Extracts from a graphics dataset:

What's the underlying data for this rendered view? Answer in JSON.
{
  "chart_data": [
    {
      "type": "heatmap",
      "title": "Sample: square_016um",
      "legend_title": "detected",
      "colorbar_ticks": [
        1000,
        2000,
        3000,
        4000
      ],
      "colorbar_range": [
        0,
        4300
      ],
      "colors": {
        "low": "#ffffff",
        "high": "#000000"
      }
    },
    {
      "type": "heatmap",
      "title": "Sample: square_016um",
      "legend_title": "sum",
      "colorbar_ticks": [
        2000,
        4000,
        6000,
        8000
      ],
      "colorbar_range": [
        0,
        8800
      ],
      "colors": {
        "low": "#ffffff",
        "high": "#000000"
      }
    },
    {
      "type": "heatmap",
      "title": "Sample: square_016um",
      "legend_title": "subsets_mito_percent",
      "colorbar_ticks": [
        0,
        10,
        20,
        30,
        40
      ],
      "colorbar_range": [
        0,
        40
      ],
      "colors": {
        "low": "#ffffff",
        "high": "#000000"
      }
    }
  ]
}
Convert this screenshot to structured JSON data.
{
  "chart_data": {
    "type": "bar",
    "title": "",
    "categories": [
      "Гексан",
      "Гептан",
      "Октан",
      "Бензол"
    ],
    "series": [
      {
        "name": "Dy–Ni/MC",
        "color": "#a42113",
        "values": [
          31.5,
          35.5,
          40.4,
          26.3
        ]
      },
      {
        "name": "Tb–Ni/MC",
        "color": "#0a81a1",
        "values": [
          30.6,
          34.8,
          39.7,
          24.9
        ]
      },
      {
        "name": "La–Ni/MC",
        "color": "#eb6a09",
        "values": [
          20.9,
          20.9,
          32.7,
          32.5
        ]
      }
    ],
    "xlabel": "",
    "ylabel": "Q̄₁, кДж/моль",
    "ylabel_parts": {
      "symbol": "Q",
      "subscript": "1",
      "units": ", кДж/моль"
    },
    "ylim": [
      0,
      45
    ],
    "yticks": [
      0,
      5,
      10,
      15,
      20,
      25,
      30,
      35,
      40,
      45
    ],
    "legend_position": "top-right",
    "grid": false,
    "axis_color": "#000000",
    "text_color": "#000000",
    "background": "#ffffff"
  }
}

_What is asked_: Please repeat all the records above exactly as they appear.

_Response to the task_:
What's the underlying data for this rendered view? Answer in JSON.
{
  "chart_data": [
    {
      "type": "heatmap",
      "title": "Sample: square_016um",
      "legend_title": "detected",
      "colorbar_ticks": [
        1000,
        2000,
        3000,
        4000
      ],
      "colorbar_range": [
        0,
        4300
      ],
      "colors": {
        "low": "#ffffff",
        "high": "#000000"
      }
    },
    {
      "type": "heatmap",
      "title": "Sample: square_016um",
      "legend_title": "sum",
      "colorbar_ticks": [
        2000,
        4000,
        6000,
        8000
      ],
      "colorbar_range": [
        0,
        8800
      ],
      "colors": {
        "low": "#ffffff",
        "high": "#000000"
      }
    },
    {
      "type": "heatmap",
      "title": "Sample: square_016um",
      "legend_title": "subsets_mito_percent",
      "colorbar_ticks": [
        0,
        10,
        20,
        30,
        40
      ],
      "colorbar_range": [
        0,
        40
      ],
      "colors": {
        "low": "#ffffff",
        "high": "#000000"
      }
    }
  ]
}
Convert this screenshot to structured JSON data.
{
  "chart_data": {
    "type": "bar",
    "title": "",
    "categories": [
      "Гексан",
      "Гептан",
      "Октан",
      "Бензол"
    ],
    "series": [
      {
        "name": "Dy–Ni/MC",
        "color": "#a42113",
        "values": [
          31.5,
          35.5,
          40.4,
          26.3
        ]
      },
      {
        "name": "Tb–Ni/MC",
        "color": "#0a81a1",
        "values": [
          30.6,
          34.8,
          39.7,
          24.9
        ]
      },
      {
        "name": "La–Ni/MC",
        "color": "#eb6a09",
        "values": [
          20.9,
          20.9,
          32.7,
          32.5
        ]
      }
    ],
    "xlabel": "",
    "ylabel": "Q̄₁, кДж/моль",
    "ylabel_parts": {
      "symbol": "Q",
      "subscript": "1",
      "units": ", кДж/моль"
    },
    "ylim": [
      0,
      45
    ],
    "yticks": [
      0,
      5,
      10,
      15,
      20,
      25,
      30,
      35,
      40,
      45
    ],
    "legend_position": "top-right",
    "grid": false,
    "axis_color": "#000000",
    "text_color": "#000000",
    "background": "#ffffff"
  }
}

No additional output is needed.